Pick out every line in the data below that holds "задолженности".

——————————

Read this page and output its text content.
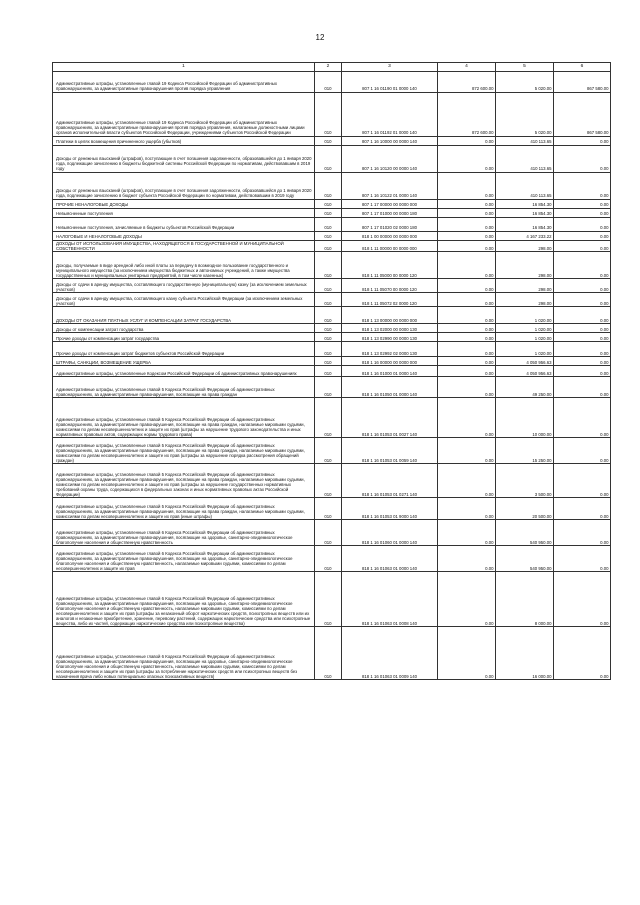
12
1	2	3	4	5	6
Административные штрафы, установленные главой 19 Кодекса Российской Федерации об административных правонарушениях, за административные правонарушения против порядка управления	010	807 1 16 01190 01 0000 140	872 600.00	5 020.00	867 580.00
Административные штрафы, установленные главой 19 Кодекса Российской Федерации об административных правонарушениях, за административные правонарушения против порядка управления, налагаемые должностными лицами органов исполнительной власти субъектов Российской Федерации, учреждениями субъектов Российской Федерации	010	807 1 16 01192 01 0000 140	872 600.00	5 020.00	867 580.00
Платежи в целях возмещения причиненного ущерба (убытков)	010	807 1 16 10000 00 0000 140	0.00	410 113.65	0.00
Доходы от денежных взысканий (штрафов), поступающие в счет погашения задолженности, образовавшейся до 1 января 2020 года, подлежащие зачислению в бюджеты бюджетной системы Российской Федерации по нормативам, действовавшим в 2019 году	010	807 1 16 10120 00 0000 140	0.00	410 113.65	0.00
Доходы от денежных взысканий (штрафов), поступающие в счет погашения задолженности, образовавшейся до 1 января 2020 года, подлежащие зачислению в бюджет субъекта Российской Федерации по нормативам, действовавшим в 2019 году	010	807 1 16 10122 01 0000 140	0.00	410 113.65	0.00
ПРОЧИЕ НЕНАЛОГОВЫЕ ДОХОДЫ	010	807 1 17 00000 00 0000 000	0.00	16 854.30	0.00
Невыясненные поступления	010	807 1 17 01000 00 0000 180	0.00	16 854.30	0.00
Невыясненные поступления, зачисляемые в бюджеты субъектов Российской Федерации	010	807 1 17 01020 02 0000 180	0.00	16 854.30	0.00
НАЛОГОВЫЕ И НЕНАЛОГОВЫЕ ДОХОДЫ	010	818 1 00 00000 00 0000 000	0.00	4 167 233.22	0.00
ДОХОДЫ ОТ ИСПОЛЬЗОВАНИЯ ИМУЩЕСТВА, НАХОДЯЩЕГОСЯ В ГОСУДАРСТВЕННОЙ И МУНИЦИПАЛЬНОЙ СОБСТВЕННОСТИ	010	818 1 11 00000 00 0000 000	0.00	298.00	0.00
Доходы, получаемые в виде арендной либо иной платы за передачу в возмездное пользование государственного и муниципального имущества (за исключением имущества бюджетных и автономных учреждений, а также имущества государственных и муниципальных унитарных предприятий, в том числе казенных)	010	818 1 11 05000 00 0000 120	0.00	298.00	0.00
Доходы от сдачи в аренду имущества, составляющего государственную (муниципальную) казну (за исключением земельных участков)	010	818 1 11 05070 00 0000 120	0.00	298.00	0.00
Доходы от сдачи в аренду имущества, составляющего казну субъекта Российской Федерации (за исключением земельных участков)	010	818 1 11 05072 02 0000 120	0.00	298.00	0.00
ДОХОДЫ ОТ ОКАЗАНИЯ ПЛАТНЫХ УСЛУГ И КОМПЕНСАЦИИ ЗАТРАТ ГОСУДАРСТВА	010	818 1 13 00000 00 0000 000	0.00	1 020.00	0.00
Доходы от компенсации затрат государства	010	818 1 13 02000 00 0000 130	0.00	1 020.00	0.00
Прочие доходы от компенсации затрат государства	010	818 1 13 02990 00 0000 130	0.00	1 020.00	0.00
Прочие доходы от компенсации затрат бюджетов субъектов Российской Федерации	010	818 1 13 02992 02 0000 130	0.00	1 020.00	0.00
ШТРАФЫ, САНКЦИИ, ВОЗМЕЩЕНИЕ УЩЕРБА	010	818 1 16 00000 00 0000 000	0.00	4 050 956.63	0.00
Административные штрафы, установленные Кодексом Российской Федерации об административных правонарушениях	010	818 1 16 01000 01 0000 140	0.00	4 050 956.63	0.00
Административные штрафы, установленные главой 5 Кодекса Российской Федерации об административных правонарушениях, за административные правонарушения, посягающие на права граждан	010	818 1 16 01050 01 0000 140	0.00	49 250.00	0.00
Административные штрафы, установленные главой 5 Кодекса Российской Федерации об административных правонарушениях, за административные правонарушения, посягающие на права граждан, налагаемые мировыми судьями, комиссиями по делам несовершеннолетних и защите их прав (штрафы за нарушение трудового законодательства и иных нормативных правовых актов, содержащих нормы трудового права)	010	818 1 16 01053 01 0027 140	0.00	10 000.00	0.00
Административные штрафы, установленные главой 5 Кодекса Российской Федерации об административных правонарушениях, за административные правонарушения, посягающие на права граждан, налагаемые мировыми судьями, комиссиями по делам несовершеннолетних и защите их прав (штрафы за нарушение порядка рассмотрения обращений граждан)	010	818 1 16 01053 01 0059 140	0.00	15 250.00	0.00
Административные штрафы, установленные главой 5 Кодекса Российской Федерации об административных правонарушениях, за административные правонарушения, посягающие на права граждан, налагаемые мировыми судьями, комиссиями по делам несовершеннолетних и защите их прав (штрафы за нарушение государственных нормативных требований охраны труда, содержащихся в федеральных законах и иных нормативных правовых актах Российской Федерации)	010	818 1 16 01053 01 0271 140	0.00	3 500.00	0.00
Административные штрафы, установленные главой 5 Кодекса Российской Федерации об административных правонарушениях, за административные правонарушения, посягающие на права граждан, налагаемые мировыми судьями, комиссиями по делам несовершеннолетних и защите их прав (иные штрафы)	010	818 1 16 01053 01 9000 140	0.00	20 500.00	0.00
Административные штрафы, установленные главой 6 Кодекса Российской Федерации об административных правонарушениях, за административные правонарушения, посягающие на здоровье, санитарно-эпидемиологическое благополучие населения и общественную нравственность	010	818 1 16 01060 01 0000 140	0.00	540 950.00	0.00
Административные штрафы, установленные главой 6 Кодекса Российской Федерации об административных правонарушениях, за административные правонарушения, посягающие на здоровье, санитарно-эпидемиологическое благополучие населения и общественную нравственность, налагаемые мировыми судьями, комиссиями по делам несовершеннолетних и защите их прав	010	818 1 16 01063 01 0000 140	0.00	540 950.00	0.00
Административные штрафы, установленные главой 6 Кодекса Российской Федерации об административных правонарушениях, за административные правонарушения, посягающие на здоровье, санитарно-эпидемиологическое благополучие населения и общественную нравственность, налагаемые мировыми судьями, комиссиями по делам несовершеннолетних и защите их прав (штрафы за незаконный оборот наркотических средств, психотропных веществ или их аналогов и незаконные приобретение, хранение, перевозку растений, содержащих наркотические средства или психотропные вещества, либо их частей, содержащих наркотические средства или психотропные вещества)	010	818 1 16 01063 01 0008 140	0.00	8 000.00	0.00
Административные штрафы, установленные главой 6 Кодекса Российской Федерации об административных правонарушениях, за административные правонарушения, посягающие на здоровье, санитарно-эпидемиологическое благополучие населения и общественную нравственность, налагаемые мировыми судьями, комиссиями по делам несовершеннолетних и защите их прав (штрафы за потребление наркотических средств или психотропных веществ без назначения врача либо новых потенциально опасных психоактивных веществ)	010	818 1 16 01063 01 0009 140	0.00	16 000.00	0.00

——————————

* _Exercise response_:
Доходы от денежных взысканий (штрафов), поступающие в счет погашения задолженности, образовавшейся до 1 января 2020 года, подлежащие зачислению в бюджеты бюджетной системы Российской Федерации по нормативам, действовавшим в 2019 году	010	807 1 16 10120 00 0000 140	0.00	410 113.65	0.00
Доходы от денежных взысканий (штрафов), поступающие в счет погашения задолженности, образовавшейся до 1 января 2020 года, подлежащие зачислению в бюджет субъекта Российской Федерации по нормативам, действовавшим в 2019 году	010	807 1 16 10122 01 0000 140	0.00	410 113.65	0.00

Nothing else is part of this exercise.